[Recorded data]
------

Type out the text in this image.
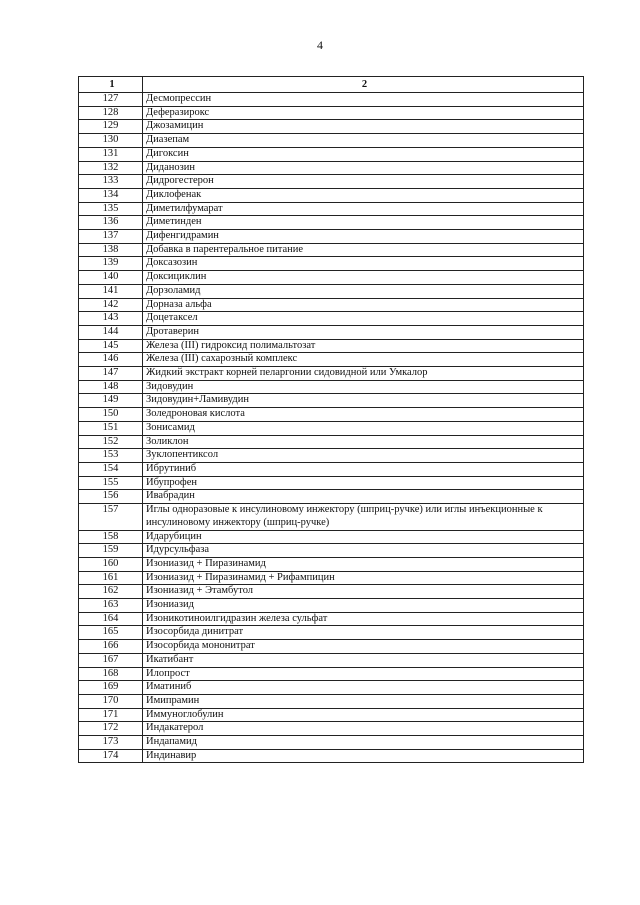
4
1	2
127	Десмопрессин
128	Деферазирокс
129	Джозамицин
130	Диазепам
131	Дигоксин
132	Диданозин
133	Дидрогестерон
134	Диклофенак
135	Диметилфумарат
136	Диметинден
137	Дифенгидрамин
138	Добавка в парентеральное питание
139	Доксазозин
140	Доксициклин
141	Дорзоламид
142	Дорназа альфа
143	Доцетаксел
144	Дротаверин
145	Железа (III) гидроксид полимальтозат
146	Железа (III) сахарозный комплекс
147	Жидкий экстракт корней пеларгонии сидовидной или Умкалор
148	Зидовудин
149	Зидовудин+Ламивудин
150	Золедроновая кислота
151	Зонисамид
152	Золиклон
153	Зуклопентиксол
154	Ибрутиниб
155	Ибупрофен
156	Ивабрадин
157	Иглы одноразовые к инсулиновому инжектору (шприц-ручке) или иглы инъекционные к инсулиновому инжектору (шприц-ручке)
158	Идарубицин
159	Идурсульфаза
160	Изониазид + Пиразинамид
161	Изониазид + Пиразинамид + Рифампицин
162	Изониазид + Этамбутол
163	Изониазид
164	Изоникотиноилгидразин железа сульфат
165	Изосорбида динитрат
166	Изосорбида мононитрат
167	Икатибант
168	Илопрост
169	Иматиниб
170	Имипрамин
171	Иммуноглобулин
172	Индакатерол
173	Индапамид
174	Индинавир
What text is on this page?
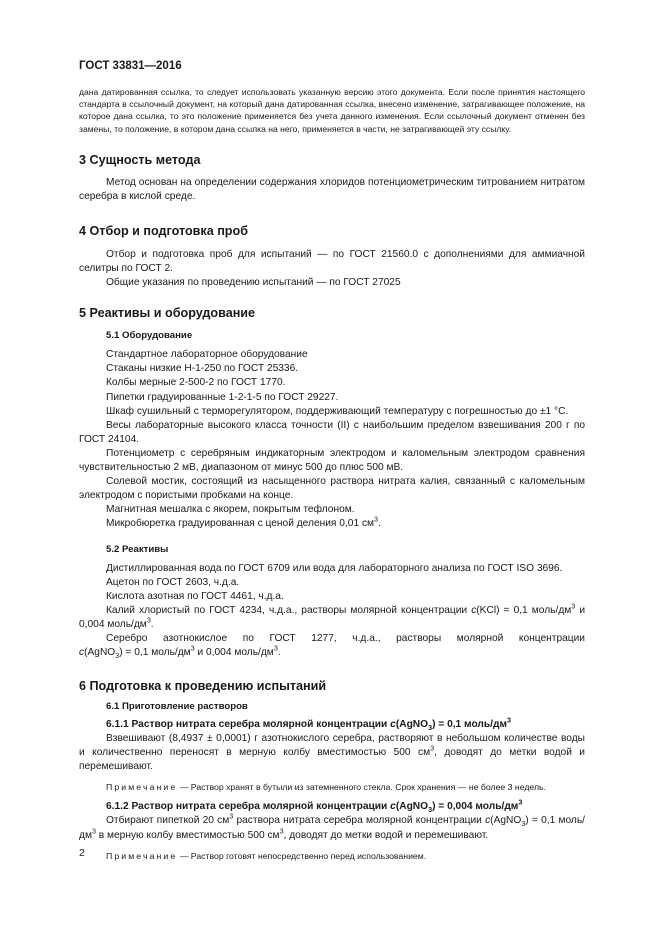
ГОСТ 33831—2016

дана датированная ссылка, то следует использовать указанную версию этого документа. Если после принятия настоящего стандарта в ссылочный документ, на который дана датированная ссылка, внесено изменение, затрагивающее положение, на которое дана ссылка, то это положение применяется без учета данного изменения. Если ссылочный документ отменен без замены, то положение, в котором дана ссылка на него, применяется в части, не затрагивающей эту ссылку.

3 Сущность метода

Метод основан на определении содержания хлоридов потенциометрическим титрованием нитратом серебра в кислой среде.

4 Отбор и подготовка проб

Отбор и подготовка проб для испытаний — по ГОСТ 21560.0 с дополнениями для аммиачной селитры по ГОСТ 2.

Общие указания по проведению испытаний — по ГОСТ 27025

5 Реактивы и оборудование
5.1 Оборудование

Стандартное лабораторное оборудование

Стаканы низкие Н-1-250 по ГОСТ 25336.

Колбы мерные 2-500-2 по ГОСТ 1770.

Пипетки градуированные 1-2-1-5 по ГОСТ 29227.

Шкаф сушильный с терморегулятором, поддерживающий температуру с погрешностью до ±1 °С.

Весы лабораторные высокого класса точности (II) с наибольшим пределом взвешивания 200 г по ГОСТ 24104.

Потенциометр с серебряным индикаторным электродом и каломельным электродом сравнения чувствительностью 2 мВ, диапазоном от минус 500 до плюс 500 мВ.

Солевой мостик, состоящий из насыщенного раствора нитрата калия, связанный с каломельным электродом с пористыми пробками на конце.

Магнитная мешалка с якорем, покрытым тефлоном.

Микробюретка градуированная с ценой деления 0,01 $см^3$.

5.2 Реактивы

Дистиллированная вода по ГОСТ 6709 или вода для лабораторного анализа по ГОСТ ISO 3696.

Ацетон по ГОСТ 2603, ч.д.а.

Кислота азотная по ГОСТ 4461, ч.д.а.

Калий хлористый по ГОСТ 4234, ч.д.а., растворы молярной концентрации c(KCl) = 0,1 моль/$дм^3$ и 0,004 моль/$дм^3$.

Серебро азотнокислое по ГОСТ 1277, ч.д.а., растворы молярной концентрации

c(AgNO$_3$) = 0,1 моль/$дм^3$ и 0,004 моль/$дм^3$.

6 Подготовка к проведению испытаний
6.1 Приготовление растворов

6.1.1 Раствор нитрата серебра молярной концентрации c(AgNO$_3$) = 0,1 моль/$дм^3$

Взвешивают (8,4937 ± 0,0001) г азотнокислого серебра, растворяют в небольшом количестве воды и количественно переносят в мерную колбу вместимостью 500 $см^3$, доводят до метки водой и перемешивают.

Примечание — Раствор хранят в бутыли из затемненного стекла. Срок хранения — не более 3 недель.

6.1.2 Раствор нитрата серебра молярной концентрации c(AgNO$_3$) = 0,004 моль/$дм^3$

Отбирают пипеткой 20 $см^3$ раствора нитрата серебра молярной концентрации c(AgNO$_3$) = 0,1 моль/$дм^3$ в мерную колбу вместимостью 500 $см^3$, доводят до метки водой и перемешивают.

Примечание — Раствор готовят непосредственно перед использованием.

2
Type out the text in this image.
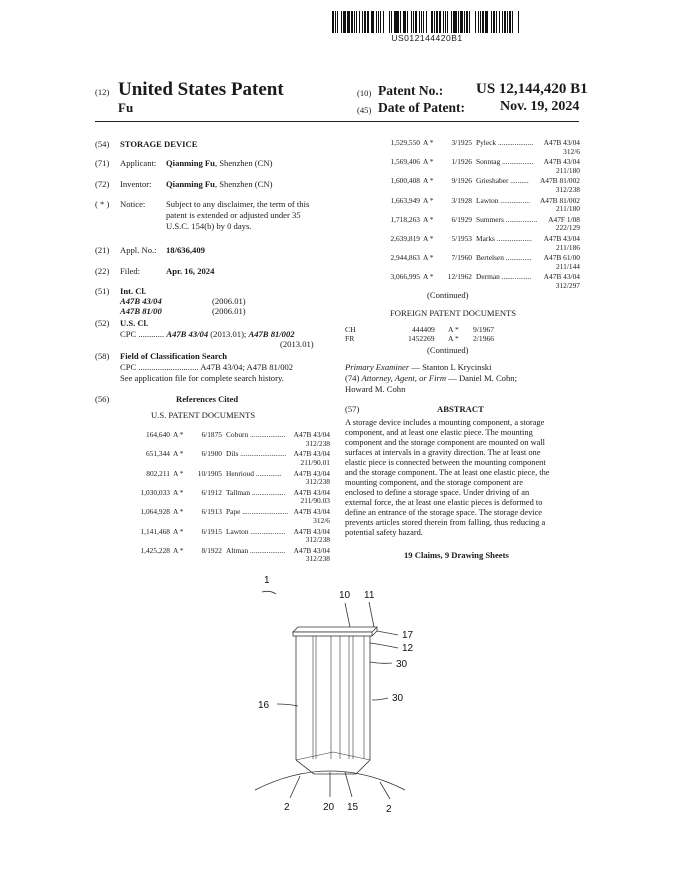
US012144420B1
(12) United States Patent
Fu
(10) Patent No.: US 12,144,420 B1
(45) Date of Patent:	Nov. 19, 2024
(54) STORAGE DEVICE
(71) Applicant: Qianming Fu, Shenzhen (CN)
(72) Inventor: Qianming Fu, Shenzhen (CN)
( * ) Notice: Subject to any disclaimer, the term of this
patent is extended or adjusted under 35
U.S.C. 154(b) by 0 days.
(21) Appl. No.: 18/636,409
(22) Filed:	Apr. 16, 2024
(51) Int. Cl.
A47B 43/04	(2006.01)
A47B 81/00	(2006.01)
(52) U.S. Cl.
CPC ............ A47B 43/04 (2013.01); A47B 81/002
(2013.01)
(58) Field of Classification Search
CPC ............................ A47B 43/04; A47B 81/002
See application file for complete search history.
(56)	References Cited
U.S. PATENT DOCUMENTS
164,640 A * 6/1875 Coburn ................... A47B 43/04
312/238
651,344 A * 6/1900 Dils ......................... A47B 43/04
211/90.01
802,211 A * 10/1905 Henrioud .............. A47B 43/04
312/238
1,030,033 A * 6/1912 Tallman .................. A47B 43/04
211/90.03
1,064,928 A * 6/1913 Pape ......................... A47B 43/04
312/6
1,141,468 A * 6/1915 Lawton ................... A47B 43/04
312/238
1,425,228 A * 8/1922 Altman ................... A47B 43/04
312/238
1,529,550 A * 3/1925 Pyleck ................... A47B 43/04
312/6
1,569,406 A * 1/1926 Sonntag ................. A47B 43/04
211/180
1,600,408 A * 9/1926 Grieshaber .......... A47B 81/002
312/238
1,663,949 A * 3/1928 Lawton ................ A47B 81/002
211/180
1,718,263 A * 6/1929 Summers ................. A47F 1/08
222/129
2,639,819 A * 5/1953 Marks ................... A47B 43/04
211/186
2,944,863 A * 7/1960 Bertelsen .............. A47B 61/00
211/144
3,066,995 A * 12/1962 Derman ................ A47B 43/04
312/297
(Continued)
FOREIGN PATENT DOCUMENTS
CH	444409 A * 9/1967
FR	1452269 A * 2/1966
(Continued)
Primary Examiner — Stanton L Krycinski
(74) Attorney, Agent, or Firm — Daniel M. Cohn;
Howard M. Cohn
(57)	ABSTRACT
A storage device includes a mounting component, a storage
component, and at least one elastic piece. The mounting
component and the storage component are mounted on wall
surfaces at intervals in a gravity direction. The at least one
elastic piece is connected between the mounting component
and the storage component. The at least one elastic piece, the
mounting component, and the storage component are
enclosed to define a storage space. Under driving of an
external force, the at least one elastic pieces is deformed to
define an entrance of the storage space. The storage device
prevents articles stored therein from falling, thus reducing a
potential safety hazard.
19 Claims, 9 Drawing Sheets
1
10 11
17
12
30
30
16
2	20 15	2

------

▶ [Description of the task]: Copy all lines above containing the string "перемешивают".

▶ [The solution]:
Взвешивают (8,4937 ± 0,0001) г азотнокислого серебра, растворяют в небольшом количестве воды и количественно переносят в мерную колбу вместимостью 500 $см^3$, доводят до метки водой и перемешивают.
Отбирают пипеткой 20 $см^3$ раствора нитрата серебра молярной концентрации c(AgNO$_3$) = 0,1 моль/$дм^3$ в мерную колбу вместимостью 500 $см^3$, доводят до метки водой и перемешивают.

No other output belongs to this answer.